* WRITTEN INSTRUCTION:
Your task is to reproduce the material exactly.

[Saved data entries]
⟨

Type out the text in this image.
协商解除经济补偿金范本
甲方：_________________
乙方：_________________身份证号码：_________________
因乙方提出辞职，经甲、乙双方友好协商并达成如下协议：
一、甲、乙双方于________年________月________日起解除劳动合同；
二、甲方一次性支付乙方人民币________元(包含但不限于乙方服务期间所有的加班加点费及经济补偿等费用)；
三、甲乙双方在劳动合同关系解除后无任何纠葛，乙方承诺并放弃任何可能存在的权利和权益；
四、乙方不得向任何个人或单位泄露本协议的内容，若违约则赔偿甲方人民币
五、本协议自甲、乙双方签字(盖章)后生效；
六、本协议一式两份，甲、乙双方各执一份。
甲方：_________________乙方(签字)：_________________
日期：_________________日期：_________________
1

⟩

* RESPONSE:
Type out the text in this image.
协商解除经济补偿金范本
甲方：_________________
乙方：_________________身份证号码：_________________
因乙方提出辞职，经甲、乙双方友好协商并达成如下协议：
一、甲、乙双方于________年________月________日起解除劳动合同；
二、甲方一次性支付乙方人民币________元(包含但不限于乙方服务期间所有的加班加点费及经济补偿等费用)；
三、甲乙双方在劳动合同关系解除后无任何纠葛，乙方承诺并放弃任何可能存在的权利和权益；
四、乙方不得向任何个人或单位泄露本协议的内容，若违约则赔偿甲方人民币
五、本协议自甲、乙双方签字(盖章)后生效；
六、本协议一式两份，甲、乙双方各执一份。
甲方：_________________乙方(签字)：_________________
日期：_________________日期：_________________
1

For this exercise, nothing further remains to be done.